Good post as always. Just to build on that, it took GM so long to realize that their worst competitor was… GM!

Just look at how many ( largely identical ) SUV’s they cranked out? The Trailblazer, Yukon, Tahoe, Suburban ( somebody stop me any minute here? )

It goes on and on w/ their other product lines as well.

 
Comment by az_lender
2008-11-13 19:16:21

SDGreg,

I agree, nobody is buying ANY kind of cars right now. And the number of cars already in existence in the US will keep us on the road for years and years. Frequent purchase of new cars was one of those non-necessities foisted on everyone by advertising and by BS “buy America” campaigns.

 
 
 
Comment by packman
2008-11-13 08:45:43

Come on man - if Lee hadn’t gotten that big loan, we never would have gotten the K car. That in itself was worth it.

> Excerpted data
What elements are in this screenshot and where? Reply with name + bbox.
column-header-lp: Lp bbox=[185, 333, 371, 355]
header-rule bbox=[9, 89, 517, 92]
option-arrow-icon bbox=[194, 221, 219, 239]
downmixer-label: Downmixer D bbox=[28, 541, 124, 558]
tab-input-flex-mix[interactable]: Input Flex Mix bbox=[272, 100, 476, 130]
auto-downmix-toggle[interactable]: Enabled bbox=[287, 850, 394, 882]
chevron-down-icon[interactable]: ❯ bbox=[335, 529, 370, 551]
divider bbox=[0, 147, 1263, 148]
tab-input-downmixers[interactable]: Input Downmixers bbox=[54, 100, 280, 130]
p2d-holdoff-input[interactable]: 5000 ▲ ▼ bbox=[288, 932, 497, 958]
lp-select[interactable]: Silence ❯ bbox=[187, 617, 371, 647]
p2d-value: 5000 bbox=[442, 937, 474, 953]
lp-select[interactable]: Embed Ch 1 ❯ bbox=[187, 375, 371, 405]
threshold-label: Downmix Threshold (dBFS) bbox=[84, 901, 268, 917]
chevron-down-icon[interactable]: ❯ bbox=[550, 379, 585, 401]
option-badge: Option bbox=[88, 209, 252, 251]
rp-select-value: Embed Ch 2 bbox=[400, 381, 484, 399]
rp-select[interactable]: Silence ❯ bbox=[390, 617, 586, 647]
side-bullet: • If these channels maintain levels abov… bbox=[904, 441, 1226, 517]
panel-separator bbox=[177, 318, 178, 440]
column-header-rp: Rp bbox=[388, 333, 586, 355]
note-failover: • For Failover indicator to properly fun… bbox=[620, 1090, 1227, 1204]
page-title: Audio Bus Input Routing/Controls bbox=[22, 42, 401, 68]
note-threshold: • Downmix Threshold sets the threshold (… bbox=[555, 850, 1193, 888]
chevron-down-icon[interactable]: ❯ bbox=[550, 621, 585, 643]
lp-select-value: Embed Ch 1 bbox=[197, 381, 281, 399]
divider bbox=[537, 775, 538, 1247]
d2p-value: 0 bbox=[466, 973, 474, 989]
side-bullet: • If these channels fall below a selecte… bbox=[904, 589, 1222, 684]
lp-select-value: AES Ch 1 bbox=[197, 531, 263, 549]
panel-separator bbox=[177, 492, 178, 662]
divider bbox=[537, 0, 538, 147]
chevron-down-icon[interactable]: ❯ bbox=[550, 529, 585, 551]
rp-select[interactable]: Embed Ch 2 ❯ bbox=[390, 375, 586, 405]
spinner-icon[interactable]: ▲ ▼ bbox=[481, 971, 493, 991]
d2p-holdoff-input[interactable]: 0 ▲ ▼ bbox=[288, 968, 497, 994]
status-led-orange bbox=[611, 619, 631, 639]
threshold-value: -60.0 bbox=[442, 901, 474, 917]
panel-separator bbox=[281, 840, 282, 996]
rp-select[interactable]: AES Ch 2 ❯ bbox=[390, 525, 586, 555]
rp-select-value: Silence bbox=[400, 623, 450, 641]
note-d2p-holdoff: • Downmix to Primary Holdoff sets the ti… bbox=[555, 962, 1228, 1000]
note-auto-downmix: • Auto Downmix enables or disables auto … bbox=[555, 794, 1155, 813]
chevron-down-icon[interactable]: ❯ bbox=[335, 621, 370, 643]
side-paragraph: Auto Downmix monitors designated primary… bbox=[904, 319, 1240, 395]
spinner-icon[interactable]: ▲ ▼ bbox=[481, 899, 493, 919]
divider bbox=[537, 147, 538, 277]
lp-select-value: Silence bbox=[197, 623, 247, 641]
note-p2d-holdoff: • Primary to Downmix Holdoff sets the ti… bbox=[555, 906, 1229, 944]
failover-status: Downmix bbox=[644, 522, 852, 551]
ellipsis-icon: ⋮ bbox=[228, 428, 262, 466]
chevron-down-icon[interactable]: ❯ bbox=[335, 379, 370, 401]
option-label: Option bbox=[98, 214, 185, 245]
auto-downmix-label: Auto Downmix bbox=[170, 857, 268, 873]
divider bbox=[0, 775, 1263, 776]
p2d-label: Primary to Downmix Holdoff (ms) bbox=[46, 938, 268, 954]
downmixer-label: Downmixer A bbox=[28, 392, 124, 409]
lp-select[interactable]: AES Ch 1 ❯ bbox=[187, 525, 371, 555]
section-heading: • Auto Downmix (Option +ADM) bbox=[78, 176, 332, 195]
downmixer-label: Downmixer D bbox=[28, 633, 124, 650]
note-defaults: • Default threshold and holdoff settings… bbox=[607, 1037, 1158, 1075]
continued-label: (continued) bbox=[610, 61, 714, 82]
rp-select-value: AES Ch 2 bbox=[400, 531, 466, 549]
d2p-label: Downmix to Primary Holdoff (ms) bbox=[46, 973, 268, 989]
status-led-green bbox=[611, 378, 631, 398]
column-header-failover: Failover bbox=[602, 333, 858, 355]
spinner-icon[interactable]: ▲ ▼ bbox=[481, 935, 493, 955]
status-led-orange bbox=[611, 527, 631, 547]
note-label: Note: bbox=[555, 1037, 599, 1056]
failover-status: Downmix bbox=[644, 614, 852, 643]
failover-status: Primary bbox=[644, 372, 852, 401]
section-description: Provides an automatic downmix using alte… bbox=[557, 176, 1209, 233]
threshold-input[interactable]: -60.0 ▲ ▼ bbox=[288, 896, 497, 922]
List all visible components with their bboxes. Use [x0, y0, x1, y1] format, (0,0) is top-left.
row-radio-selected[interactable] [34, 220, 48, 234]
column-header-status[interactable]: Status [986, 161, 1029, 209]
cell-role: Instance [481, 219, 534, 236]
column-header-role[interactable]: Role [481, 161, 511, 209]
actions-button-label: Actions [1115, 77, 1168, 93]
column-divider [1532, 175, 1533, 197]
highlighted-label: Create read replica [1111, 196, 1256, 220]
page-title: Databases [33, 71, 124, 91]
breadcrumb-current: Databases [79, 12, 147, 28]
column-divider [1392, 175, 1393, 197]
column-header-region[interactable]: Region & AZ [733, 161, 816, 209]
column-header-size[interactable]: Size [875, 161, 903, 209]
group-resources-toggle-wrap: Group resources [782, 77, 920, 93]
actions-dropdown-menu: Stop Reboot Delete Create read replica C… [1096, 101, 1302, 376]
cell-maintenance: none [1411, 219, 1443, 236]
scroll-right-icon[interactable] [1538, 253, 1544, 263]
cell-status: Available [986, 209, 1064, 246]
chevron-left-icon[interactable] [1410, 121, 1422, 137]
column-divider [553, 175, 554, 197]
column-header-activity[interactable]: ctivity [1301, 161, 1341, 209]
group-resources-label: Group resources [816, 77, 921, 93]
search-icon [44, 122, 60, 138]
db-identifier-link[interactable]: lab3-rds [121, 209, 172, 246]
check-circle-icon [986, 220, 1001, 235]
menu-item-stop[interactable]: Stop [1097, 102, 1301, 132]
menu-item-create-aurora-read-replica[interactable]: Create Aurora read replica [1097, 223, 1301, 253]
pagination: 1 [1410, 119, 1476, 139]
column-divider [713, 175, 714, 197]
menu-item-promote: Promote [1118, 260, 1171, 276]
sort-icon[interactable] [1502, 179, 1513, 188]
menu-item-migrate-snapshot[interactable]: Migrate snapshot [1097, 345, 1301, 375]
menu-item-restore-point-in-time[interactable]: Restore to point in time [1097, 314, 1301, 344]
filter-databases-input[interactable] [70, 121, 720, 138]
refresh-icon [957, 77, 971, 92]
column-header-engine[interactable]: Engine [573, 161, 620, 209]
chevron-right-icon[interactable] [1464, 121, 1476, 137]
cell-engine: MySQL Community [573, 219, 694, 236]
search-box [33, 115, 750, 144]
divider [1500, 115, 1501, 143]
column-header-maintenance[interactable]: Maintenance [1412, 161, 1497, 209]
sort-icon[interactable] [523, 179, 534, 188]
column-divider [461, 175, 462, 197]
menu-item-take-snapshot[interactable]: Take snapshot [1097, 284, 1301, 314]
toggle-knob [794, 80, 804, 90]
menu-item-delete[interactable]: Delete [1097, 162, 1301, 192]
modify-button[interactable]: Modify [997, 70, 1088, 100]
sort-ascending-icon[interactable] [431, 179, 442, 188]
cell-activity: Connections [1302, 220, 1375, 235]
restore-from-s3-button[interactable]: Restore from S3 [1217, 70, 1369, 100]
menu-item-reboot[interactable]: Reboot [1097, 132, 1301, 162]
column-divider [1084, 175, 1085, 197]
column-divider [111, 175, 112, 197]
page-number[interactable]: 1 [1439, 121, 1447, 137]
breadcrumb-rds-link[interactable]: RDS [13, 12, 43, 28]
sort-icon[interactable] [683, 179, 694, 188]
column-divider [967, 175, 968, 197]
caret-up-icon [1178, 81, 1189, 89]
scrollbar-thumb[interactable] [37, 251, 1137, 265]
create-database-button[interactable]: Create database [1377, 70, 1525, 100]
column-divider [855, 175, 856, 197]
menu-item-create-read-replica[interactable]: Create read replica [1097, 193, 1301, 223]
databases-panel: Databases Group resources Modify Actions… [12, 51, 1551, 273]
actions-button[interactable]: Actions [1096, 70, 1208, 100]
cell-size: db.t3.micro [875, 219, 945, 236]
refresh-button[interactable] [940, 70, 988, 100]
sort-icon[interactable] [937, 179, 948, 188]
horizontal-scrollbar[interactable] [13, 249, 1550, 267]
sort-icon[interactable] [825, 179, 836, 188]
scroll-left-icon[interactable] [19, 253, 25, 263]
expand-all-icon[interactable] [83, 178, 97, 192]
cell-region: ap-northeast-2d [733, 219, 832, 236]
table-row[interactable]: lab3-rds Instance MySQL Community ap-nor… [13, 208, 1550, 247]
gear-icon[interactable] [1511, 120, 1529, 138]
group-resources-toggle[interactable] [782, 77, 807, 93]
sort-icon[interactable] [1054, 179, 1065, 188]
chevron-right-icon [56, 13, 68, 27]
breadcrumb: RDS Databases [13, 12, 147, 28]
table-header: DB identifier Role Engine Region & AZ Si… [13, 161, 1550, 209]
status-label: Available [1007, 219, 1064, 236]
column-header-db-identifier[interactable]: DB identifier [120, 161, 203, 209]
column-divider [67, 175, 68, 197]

> Exercise requirements
Carry on the comment thread about GM and the car market, picking up after its last line.

> Answer
Comment by packman
2008-11-13 08:39:59

Here’s my question - why the F are the automakers’ jobs any more important than the telecom workers, the concrete makers, the TV makers, the software writers, the furniture makers, etc. etc.? There are 4 million people unemployed, and we’re going to spend $50 Billion to keep a few tens of thousands employed? That would be on the order of about $1 million spent per head.

Thanks, O.

(Though it’s not like Bushie’s doing the same kind of thing)

Comment by packman
2008-11-13 08:49:02

I mean “it’s not like Bushies not doing the same kind of thing.” Dang double-negatives.

 
Comment by VaBeyatch in Virginia Beach
2008-11-13 09:06:36

A friend has fond memories of pulling in $180K in a year working for a US auto MFG. They closed down the plant. Granted, he worked insane hours, but admits he didn’t have to really do that much. After getting laid off got a degree in finance/economics. Another friend got a job making around $60K with his MBA, and the ex-Ford guy was in shock. He acknowledges that the line workers will never, ever, be able to find the $70K-$80K they were making. But when friends are quick to point out how overpaid the Ford people were, I like to remind them that if US corps shared the true fruit of the employee’s labor with the employees then lots of Americans would earn much better income. Are they really underpaid, or is everyone else just underpaid.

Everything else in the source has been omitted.